Exercise: Print, word for word, the stretch of lines from the one containing "Patent image size: (676, 586)." through the one containing "The humidification system 12 is", and nothing else.

Records for this exercise:
★ ★ ★ ★ ★
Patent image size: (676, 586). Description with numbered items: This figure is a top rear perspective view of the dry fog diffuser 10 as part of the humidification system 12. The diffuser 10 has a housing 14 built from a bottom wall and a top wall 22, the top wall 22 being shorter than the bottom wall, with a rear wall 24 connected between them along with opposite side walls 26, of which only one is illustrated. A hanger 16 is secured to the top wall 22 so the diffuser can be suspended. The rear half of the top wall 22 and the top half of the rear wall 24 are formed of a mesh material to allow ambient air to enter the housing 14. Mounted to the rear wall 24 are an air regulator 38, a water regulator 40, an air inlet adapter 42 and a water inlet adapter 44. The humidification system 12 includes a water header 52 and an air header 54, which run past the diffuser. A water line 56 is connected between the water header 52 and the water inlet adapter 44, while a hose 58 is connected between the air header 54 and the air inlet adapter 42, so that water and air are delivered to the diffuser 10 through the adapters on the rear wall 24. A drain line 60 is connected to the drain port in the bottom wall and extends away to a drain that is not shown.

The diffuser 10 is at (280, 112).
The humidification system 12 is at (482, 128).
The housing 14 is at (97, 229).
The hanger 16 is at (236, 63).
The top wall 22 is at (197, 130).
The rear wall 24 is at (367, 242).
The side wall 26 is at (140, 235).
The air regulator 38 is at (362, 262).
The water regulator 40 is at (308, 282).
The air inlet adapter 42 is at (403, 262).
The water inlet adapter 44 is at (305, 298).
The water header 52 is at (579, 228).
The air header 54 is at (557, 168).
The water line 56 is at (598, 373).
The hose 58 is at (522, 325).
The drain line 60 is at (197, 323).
★ ★ ★ ★ ★
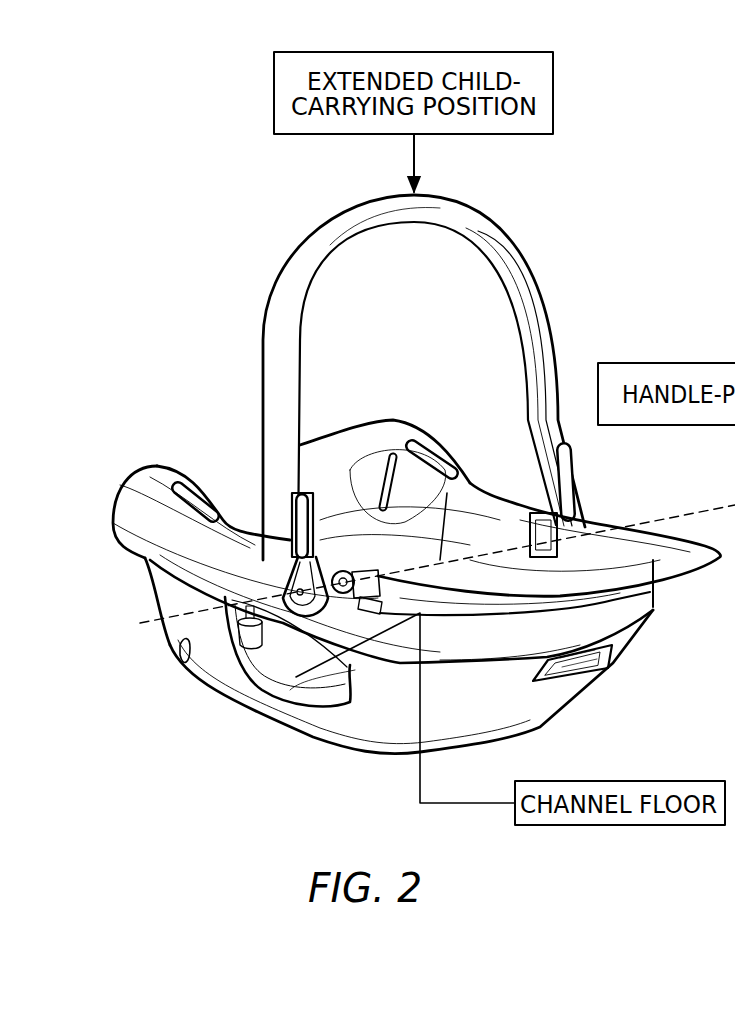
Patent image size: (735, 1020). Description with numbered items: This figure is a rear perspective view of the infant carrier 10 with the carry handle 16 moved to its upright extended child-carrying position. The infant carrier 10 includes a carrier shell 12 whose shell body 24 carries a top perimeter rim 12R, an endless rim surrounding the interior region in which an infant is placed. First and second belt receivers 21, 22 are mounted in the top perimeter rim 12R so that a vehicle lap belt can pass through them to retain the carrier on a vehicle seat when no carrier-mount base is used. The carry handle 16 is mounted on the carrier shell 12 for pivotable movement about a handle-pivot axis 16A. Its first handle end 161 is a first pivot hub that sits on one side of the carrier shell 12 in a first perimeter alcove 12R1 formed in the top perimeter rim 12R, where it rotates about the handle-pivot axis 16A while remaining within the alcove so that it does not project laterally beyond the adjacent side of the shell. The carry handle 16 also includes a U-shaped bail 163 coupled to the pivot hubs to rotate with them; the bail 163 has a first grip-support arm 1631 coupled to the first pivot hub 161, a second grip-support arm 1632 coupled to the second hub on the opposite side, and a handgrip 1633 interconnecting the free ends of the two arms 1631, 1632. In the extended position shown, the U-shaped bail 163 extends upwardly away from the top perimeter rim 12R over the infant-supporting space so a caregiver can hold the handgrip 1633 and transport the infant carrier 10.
★ ★ ★ ★ ★
Correct answer:
Patent image size: (676, 586). Description with numbered items: This figure is a top rear perspective view of the dry fog diffuser 10 as part of the humidification system 12. The diffuser 10 has a housing 14 built from a bottom wall and a top wall 22, the top wall 22 being shorter than the bottom wall, with a rear wall 24 connected between them along with opposite side walls 26, of which only one is illustrated. A hanger 16 is secured to the top wall 22 so the diffuser can be suspended. The rear half of the top wall 22 and the top half of the rear wall 24 are formed of a mesh material to allow ambient air to enter the housing 14. Mounted to the rear wall 24 are an air regulator 38, a water regulator 40, an air inlet adapter 42 and a water inlet adapter 44. The humidification system 12 includes a water header 52 and an air header 54, which run past the diffuser. A water line 56 is connected between the water header 52 and the water inlet adapter 44, while a hose 58 is connected between the air header 54 and the air inlet adapter 42, so that water and air are delivered to the diffuser 10 through the adapters on the rear wall 24. A drain line 60 is connected to the drain port in the bottom wall and extends away to a drain that is not shown.

The diffuser 10 is at (280, 112).
The humidification system 12 is at (482, 128).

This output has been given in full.